* _SET PROBLEM_
Pictures appear in the records below; write out everything else exactly.
•••
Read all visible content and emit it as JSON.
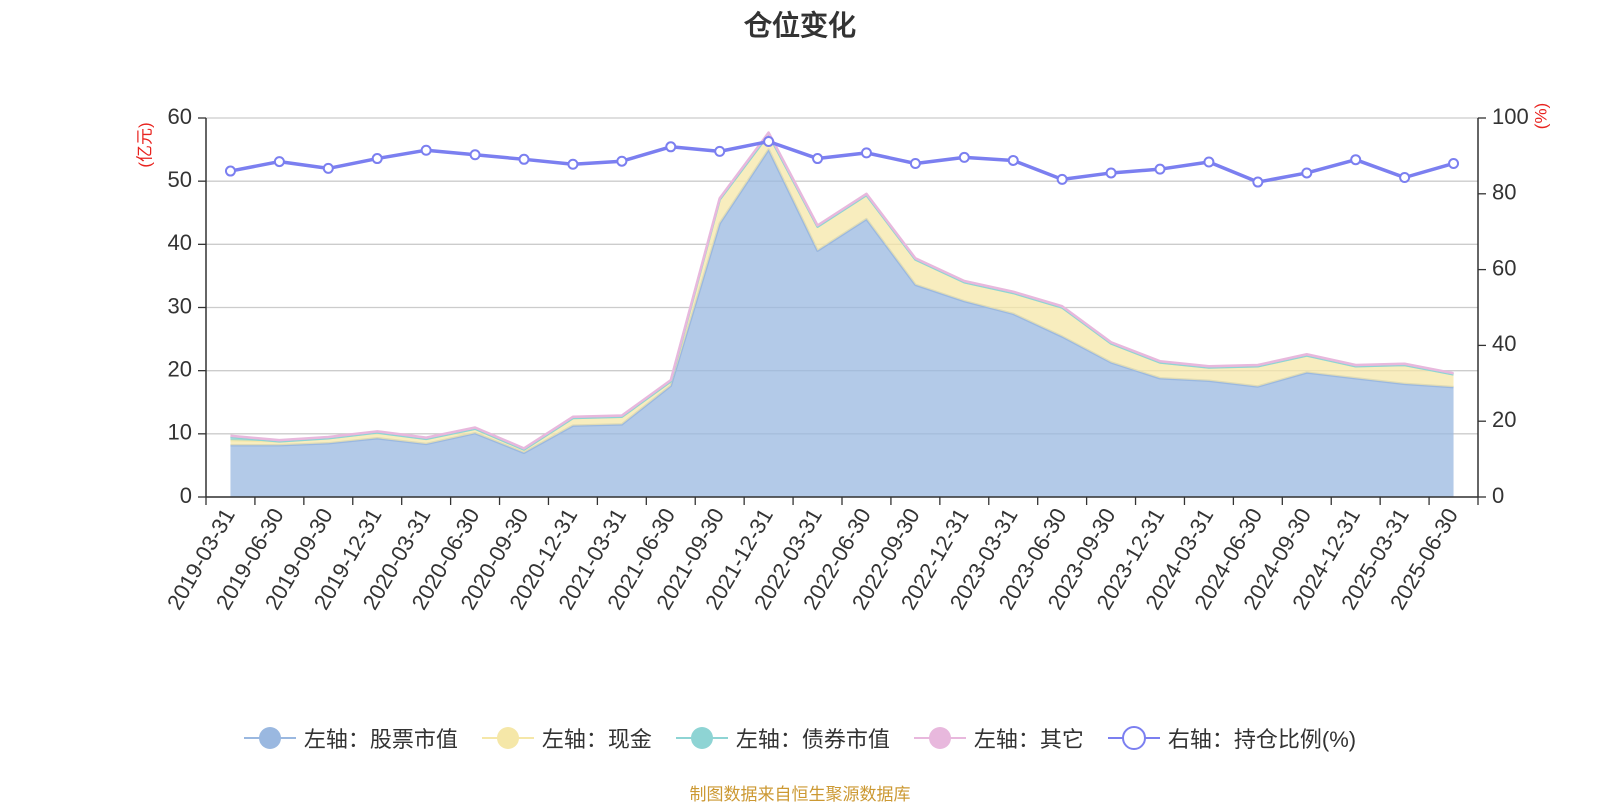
{
  "chart_data": {
    "type": "area",
    "title": "仓位变化",
    "left_axis": {
      "label": "(亿元)",
      "ylim": [
        0,
        60
      ],
      "ticks": [
        0,
        10,
        20,
        30,
        40,
        50,
        60
      ]
    },
    "right_axis": {
      "label": "(%)",
      "ylim": [
        0,
        100
      ],
      "ticks": [
        0,
        20,
        40,
        60,
        80,
        100
      ]
    },
    "categories": [
      "2019-03-31",
      "2019-06-30",
      "2019-09-30",
      "2019-12-31",
      "2020-03-31",
      "2020-06-30",
      "2020-09-30",
      "2020-12-31",
      "2021-03-31",
      "2021-06-30",
      "2021-09-30",
      "2021-12-31",
      "2022-03-31",
      "2022-06-30",
      "2022-09-30",
      "2022-12-31",
      "2023-03-31",
      "2023-06-30",
      "2023-09-30",
      "2023-12-31",
      "2024-03-31",
      "2024-06-30",
      "2024-09-30",
      "2024-12-31",
      "2025-03-31",
      "2025-06-30"
    ],
    "stacked": true,
    "series": [
      {
        "name": "左轴：股票市值",
        "axis": "left",
        "color": "#9ab8e0",
        "values": [
          8.2,
          8.2,
          8.5,
          9.3,
          8.4,
          10.1,
          7.0,
          11.3,
          11.5,
          17.6,
          43.3,
          55.0,
          39.0,
          44.0,
          33.6,
          31.0,
          29.0,
          25.4,
          21.3,
          18.8,
          18.4,
          17.5,
          19.7,
          18.8,
          17.9,
          17.4
        ]
      },
      {
        "name": "左轴：现金",
        "axis": "left",
        "color": "#f5e7a8",
        "values": [
          0.8,
          0.6,
          0.8,
          0.9,
          0.8,
          0.7,
          0.5,
          1.2,
          1.2,
          0.7,
          3.8,
          2.4,
          3.8,
          3.8,
          4.0,
          3.0,
          3.3,
          4.6,
          3.0,
          2.5,
          2.1,
          3.2,
          2.7,
          1.9,
          3.0,
          2.0
        ]
      },
      {
        "name": "左轴：债券市值",
        "axis": "left",
        "color": "#8ed4d4",
        "values": [
          0.5,
          0.0,
          0.0,
          0.0,
          0.0,
          0.0,
          0.0,
          0.0,
          0.0,
          0.0,
          0.0,
          0.0,
          0.0,
          0.0,
          0.0,
          0.0,
          0.0,
          0.0,
          0.0,
          0.0,
          0.0,
          0.0,
          0.0,
          0.0,
          0.0,
          0.0
        ]
      },
      {
        "name": "左轴：其它",
        "axis": "left",
        "color": "#e8b8dd",
        "values": [
          0.2,
          0.2,
          0.2,
          0.2,
          0.2,
          0.2,
          0.2,
          0.2,
          0.2,
          0.2,
          0.2,
          0.3,
          0.2,
          0.2,
          0.2,
          0.2,
          0.2,
          0.2,
          0.2,
          0.2,
          0.2,
          0.2,
          0.2,
          0.2,
          0.2,
          0.2
        ]
      },
      {
        "name": "右轴：持仓比例(%)",
        "axis": "right",
        "color": "#7b7ff0",
        "type": "line",
        "values": [
          86.0,
          88.5,
          86.7,
          89.3,
          91.5,
          90.3,
          89.1,
          87.8,
          88.6,
          92.4,
          91.2,
          93.8,
          89.3,
          90.8,
          88.0,
          89.6,
          88.8,
          83.8,
          85.5,
          86.5,
          88.4,
          83.1,
          85.5,
          89.0,
          84.3,
          88.0
        ]
      }
    ],
    "grid": true,
    "legend_position": "bottom"
  },
  "source_note": "制图数据来自恒生聚源数据库"
}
•••
* _SOLUTION FOR THIS EXERCISE_
Read all visible content and emit it as JSON.
{
  "chart_data": {
    "type": "area",
    "title": "仓位变化",
    "left_axis": {
      "label": "(亿元)",
      "ylim": [
        0,
        60
      ],
      "ticks": [
        0,
        10,
        20,
        30,
        40,
        50,
        60
      ]
    },
    "right_axis": {
      "label": "(%)",
      "ylim": [
        0,
        100
      ],
      "ticks": [
        0,
        20,
        40,
        60,
        80,
        100
      ]
    },
    "categories": [
      "2019-03-31",
      "2019-06-30",
      "2019-09-30",
      "2019-12-31",
      "2020-03-31",
      "2020-06-30",
      "2020-09-30",
      "2020-12-31",
      "2021-03-31",
      "2021-06-30",
      "2021-09-30",
      "2021-12-31",
      "2022-03-31",
      "2022-06-30",
      "2022-09-30",
      "2022-12-31",
      "2023-03-31",
      "2023-06-30",
      "2023-09-30",
      "2023-12-31",
      "2024-03-31",
      "2024-06-30",
      "2024-09-30",
      "2024-12-31",
      "2025-03-31",
      "2025-06-30"
    ],
    "stacked": true,
    "series": [
      {
        "name": "左轴：股票市值",
        "axis": "left",
        "color": "#9ab8e0",
        "values": [
          8.2,
          8.2,
          8.5,
          9.3,
          8.4,
          10.1,
          7.0,
          11.3,
          11.5,
          17.6,
          43.3,
          55.0,
          39.0,
          44.0,
          33.6,
          31.0,
          29.0,
          25.4,
          21.3,
          18.8,
          18.4,
          17.5,
          19.7,
          18.8,
          17.9,
          17.4
        ]
      },
      {
        "name": "左轴：现金",
        "axis": "left",
        "color": "#f5e7a8",
        "values": [
          0.8,
          0.6,
          0.8,
          0.9,
          0.8,
          0.7,
          0.5,
          1.2,
          1.2,
          0.7,
          3.8,
          2.4,
          3.8,
          3.8,
          4.0,
          3.0,
          3.3,
          4.6,
          3.0,
          2.5,
          2.1,
          3.2,
          2.7,
          1.9,
          3.0,
          2.0
        ]
      },
      {
        "name": "左轴：债券市值",
        "axis": "left",
        "color": "#8ed4d4",
        "values": [
          0.5,
          0.0,
          0.0,
          0.0,
          0.0,
          0.0,
          0.0,
          0.0,
          0.0,
          0.0,
          0.0,
          0.0,
          0.0,
          0.0,
          0.0,
          0.0,
          0.0,
          0.0,
          0.0,
          0.0,
          0.0,
          0.0,
          0.0,
          0.0,
          0.0,
          0.0
        ]
      },
      {
        "name": "左轴：其它",
        "axis": "left",
        "color": "#e8b8dd",
        "values": [
          0.2,
          0.2,
          0.2,
          0.2,
          0.2,
          0.2,
          0.2,
          0.2,
          0.2,
          0.2,
          0.2,
          0.3,
          0.2,
          0.2,
          0.2,
          0.2,
          0.2,
          0.2,
          0.2,
          0.2,
          0.2,
          0.2,
          0.2,
          0.2,
          0.2,
          0.2
        ]
      },
      {
        "name": "右轴：持仓比例(%)",
        "axis": "right",
        "color": "#7b7ff0",
        "type": "line",
        "values": [
          86.0,
          88.5,
          86.7,
          89.3,
          91.5,
          90.3,
          89.1,
          87.8,
          88.6,
          92.4,
          91.2,
          93.8,
          89.3,
          90.8,
          88.0,
          89.6,
          88.8,
          83.8,
          85.5,
          86.5,
          88.4,
          83.1,
          85.5,
          89.0,
          84.3,
          88.0
        ]
      }
    ],
    "grid": true,
    "legend_position": "bottom"
  },
  "source_note": "制图数据来自恒生聚源数据库"
}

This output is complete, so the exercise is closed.